▸ **Given problem**:
All of the data must be printed exactly; please include every line.
'''
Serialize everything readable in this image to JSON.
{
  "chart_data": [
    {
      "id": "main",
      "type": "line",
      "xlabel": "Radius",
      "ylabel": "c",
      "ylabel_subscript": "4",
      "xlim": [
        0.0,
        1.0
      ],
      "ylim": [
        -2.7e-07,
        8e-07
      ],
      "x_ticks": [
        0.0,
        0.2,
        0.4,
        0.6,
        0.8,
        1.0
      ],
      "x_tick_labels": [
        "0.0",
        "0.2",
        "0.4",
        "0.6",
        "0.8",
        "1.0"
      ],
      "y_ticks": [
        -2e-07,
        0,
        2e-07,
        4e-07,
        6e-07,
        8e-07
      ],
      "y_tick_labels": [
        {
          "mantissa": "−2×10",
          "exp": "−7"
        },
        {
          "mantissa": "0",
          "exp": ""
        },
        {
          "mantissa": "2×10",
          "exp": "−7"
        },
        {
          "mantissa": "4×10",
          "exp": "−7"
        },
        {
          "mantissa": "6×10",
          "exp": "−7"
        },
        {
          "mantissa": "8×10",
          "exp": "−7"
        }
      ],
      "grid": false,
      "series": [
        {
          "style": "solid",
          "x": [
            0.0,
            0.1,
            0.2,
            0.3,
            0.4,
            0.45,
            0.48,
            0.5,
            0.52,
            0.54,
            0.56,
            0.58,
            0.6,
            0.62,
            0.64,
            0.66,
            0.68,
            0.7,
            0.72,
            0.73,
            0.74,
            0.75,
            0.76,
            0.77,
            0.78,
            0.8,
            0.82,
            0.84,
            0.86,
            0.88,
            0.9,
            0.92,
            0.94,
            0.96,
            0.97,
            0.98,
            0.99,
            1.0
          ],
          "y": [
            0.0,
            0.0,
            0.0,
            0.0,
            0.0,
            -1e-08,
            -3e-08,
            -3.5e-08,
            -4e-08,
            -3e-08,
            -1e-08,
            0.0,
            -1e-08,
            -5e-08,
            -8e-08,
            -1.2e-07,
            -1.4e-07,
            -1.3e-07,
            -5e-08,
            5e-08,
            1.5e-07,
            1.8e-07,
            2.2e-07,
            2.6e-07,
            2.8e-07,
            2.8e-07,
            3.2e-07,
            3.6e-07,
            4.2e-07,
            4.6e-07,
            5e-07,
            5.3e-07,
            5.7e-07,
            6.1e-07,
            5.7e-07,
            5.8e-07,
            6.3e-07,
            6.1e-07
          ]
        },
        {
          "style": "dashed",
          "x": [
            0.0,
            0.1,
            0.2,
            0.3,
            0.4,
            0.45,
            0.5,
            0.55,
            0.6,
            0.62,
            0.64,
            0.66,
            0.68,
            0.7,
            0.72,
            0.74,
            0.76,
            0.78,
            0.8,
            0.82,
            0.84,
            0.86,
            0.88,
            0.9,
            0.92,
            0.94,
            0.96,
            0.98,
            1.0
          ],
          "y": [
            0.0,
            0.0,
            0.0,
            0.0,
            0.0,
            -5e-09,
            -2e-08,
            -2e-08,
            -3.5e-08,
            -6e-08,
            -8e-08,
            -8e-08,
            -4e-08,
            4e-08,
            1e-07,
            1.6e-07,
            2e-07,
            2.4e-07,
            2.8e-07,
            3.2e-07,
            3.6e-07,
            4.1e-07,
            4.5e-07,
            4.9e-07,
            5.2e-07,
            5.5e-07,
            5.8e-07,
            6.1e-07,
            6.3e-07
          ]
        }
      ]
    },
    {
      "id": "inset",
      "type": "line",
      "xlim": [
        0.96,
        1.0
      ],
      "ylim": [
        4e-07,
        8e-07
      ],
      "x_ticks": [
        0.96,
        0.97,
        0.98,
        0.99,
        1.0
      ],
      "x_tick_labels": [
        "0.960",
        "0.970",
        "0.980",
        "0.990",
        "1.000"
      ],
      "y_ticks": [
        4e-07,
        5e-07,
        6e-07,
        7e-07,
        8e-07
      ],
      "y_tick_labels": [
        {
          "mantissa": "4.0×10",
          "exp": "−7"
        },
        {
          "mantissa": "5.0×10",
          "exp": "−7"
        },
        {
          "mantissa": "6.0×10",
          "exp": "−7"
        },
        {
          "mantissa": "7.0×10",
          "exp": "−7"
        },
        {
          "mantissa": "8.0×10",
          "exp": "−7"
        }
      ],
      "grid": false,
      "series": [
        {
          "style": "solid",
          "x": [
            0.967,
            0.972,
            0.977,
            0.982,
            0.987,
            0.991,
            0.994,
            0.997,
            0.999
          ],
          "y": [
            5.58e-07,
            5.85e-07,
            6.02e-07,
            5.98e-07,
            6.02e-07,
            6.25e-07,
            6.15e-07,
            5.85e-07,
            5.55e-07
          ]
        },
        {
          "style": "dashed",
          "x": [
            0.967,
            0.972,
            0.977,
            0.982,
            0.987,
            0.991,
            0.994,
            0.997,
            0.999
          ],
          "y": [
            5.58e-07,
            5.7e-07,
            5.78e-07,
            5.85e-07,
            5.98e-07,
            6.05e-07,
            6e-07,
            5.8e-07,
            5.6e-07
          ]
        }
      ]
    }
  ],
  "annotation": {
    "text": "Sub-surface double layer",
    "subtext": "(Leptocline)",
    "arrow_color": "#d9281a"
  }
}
'''
▸ **Output for this exercise**:
Serialize everything readable in this image to JSON.
{
  "chart_data": [
    {
      "id": "main",
      "type": "line",
      "xlabel": "Radius",
      "ylabel": "c",
      "ylabel_subscript": "4",
      "xlim": [
        0.0,
        1.0
      ],
      "ylim": [
        -2.7e-07,
        8e-07
      ],
      "x_ticks": [
        0.0,
        0.2,
        0.4,
        0.6,
        0.8,
        1.0
      ],
      "x_tick_labels": [
        "0.0",
        "0.2",
        "0.4",
        "0.6",
        "0.8",
        "1.0"
      ],
      "y_ticks": [
        -2e-07,
        0,
        2e-07,
        4e-07,
        6e-07,
        8e-07
      ],
      "y_tick_labels": [
        {
          "mantissa": "−2×10",
          "exp": "−7"
        },
        {
          "mantissa": "0",
          "exp": ""
        },
        {
          "mantissa": "2×10",
          "exp": "−7"
        },
        {
          "mantissa": "4×10",
          "exp": "−7"
        },
        {
          "mantissa": "6×10",
          "exp": "−7"
        },
        {
          "mantissa": "8×10",
          "exp": "−7"
        }
      ],
      "grid": false,
      "series": [
        {
          "style": "solid",
          "x": [
            0.0,
            0.1,
            0.2,
            0.3,
            0.4,
            0.45,
            0.48,
            0.5,
            0.52,
            0.54,
            0.56,
            0.58,
            0.6,
            0.62,
            0.64,
            0.66,
            0.68,
            0.7,
            0.72,
            0.73,
            0.74,
            0.75,
            0.76,
            0.77,
            0.78,
            0.8,
            0.82,
            0.84,
            0.86,
            0.88,
            0.9,
            0.92,
            0.94,
            0.96,
            0.97,
            0.98,
            0.99,
            1.0
          ],
          "y": [
            0.0,
            0.0,
            0.0,
            0.0,
            0.0,
            -1e-08,
            -3e-08,
            -3.5e-08,
            -4e-08,
            -3e-08,
            -1e-08,
            0.0,
            -1e-08,
            -5e-08,
            -8e-08,
            -1.2e-07,
            -1.4e-07,
            -1.3e-07,
            -5e-08,
            5e-08,
            1.5e-07,
            1.8e-07,
            2.2e-07,
            2.6e-07,
            2.8e-07,
            2.8e-07,
            3.2e-07,
            3.6e-07,
            4.2e-07,
            4.6e-07,
            5e-07,
            5.3e-07,
            5.7e-07,
            6.1e-07,
            5.7e-07,
            5.8e-07,
            6.3e-07,
            6.1e-07
          ]
        },
        {
          "style": "dashed",
          "x": [
            0.0,
            0.1,
            0.2,
            0.3,
            0.4,
            0.45,
            0.5,
            0.55,
            0.6,
            0.62,
            0.64,
            0.66,
            0.68,
            0.7,
            0.72,
            0.74,
            0.76,
            0.78,
            0.8,
            0.82,
            0.84,
            0.86,
            0.88,
            0.9,
            0.92,
            0.94,
            0.96,
            0.98,
            1.0
          ],
          "y": [
            0.0,
            0.0,
            0.0,
            0.0,
            0.0,
            -5e-09,
            -2e-08,
            -2e-08,
            -3.5e-08,
            -6e-08,
            -8e-08,
            -8e-08,
            -4e-08,
            4e-08,
            1e-07,
            1.6e-07,
            2e-07,
            2.4e-07,
            2.8e-07,
            3.2e-07,
            3.6e-07,
            4.1e-07,
            4.5e-07,
            4.9e-07,
            5.2e-07,
            5.5e-07,
            5.8e-07,
            6.1e-07,
            6.3e-07
          ]
        }
      ]
    },
    {
      "id": "inset",
      "type": "line",
      "xlim": [
        0.96,
        1.0
      ],
      "ylim": [
        4e-07,
        8e-07
      ],
      "x_ticks": [
        0.96,
        0.97,
        0.98,
        0.99,
        1.0
      ],
      "x_tick_labels": [
        "0.960",
        "0.970",
        "0.980",
        "0.990",
        "1.000"
      ],
      "y_ticks": [
        4e-07,
        5e-07,
        6e-07,
        7e-07,
        8e-07
      ],
      "y_tick_labels": [
        {
          "mantissa": "4.0×10",
          "exp": "−7"
        },
        {
          "mantissa": "5.0×10",
          "exp": "−7"
        },
        {
          "mantissa": "6.0×10",
          "exp": "−7"
        },
        {
          "mantissa": "7.0×10",
          "exp": "−7"
        },
        {
          "mantissa": "8.0×10",
          "exp": "−7"
        }
      ],
      "grid": false,
      "series": [
        {
          "style": "solid",
          "x": [
            0.967,
            0.972,
            0.977,
            0.982,
            0.987,
            0.991,
            0.994,
            0.997,
            0.999
          ],
          "y": [
            5.58e-07,
            5.85e-07,
            6.02e-07,
            5.98e-07,
            6.02e-07,
            6.25e-07,
            6.15e-07,
            5.85e-07,
            5.55e-07
          ]
        },
        {
          "style": "dashed",
          "x": [
            0.967,
            0.972,
            0.977,
            0.982,
            0.987,
            0.991,
            0.994,
            0.997,
            0.999
          ],
          "y": [
            5.58e-07,
            5.7e-07,
            5.78e-07,
            5.85e-07,
            5.98e-07,
            6.05e-07,
            6e-07,
            5.8e-07,
            5.6e-07
          ]
        }
      ]
    }
  ],
  "annotation": {
    "text": "Sub-surface double layer",
    "subtext": "(Leptocline)",
    "arrow_color": "#d9281a"
  }
}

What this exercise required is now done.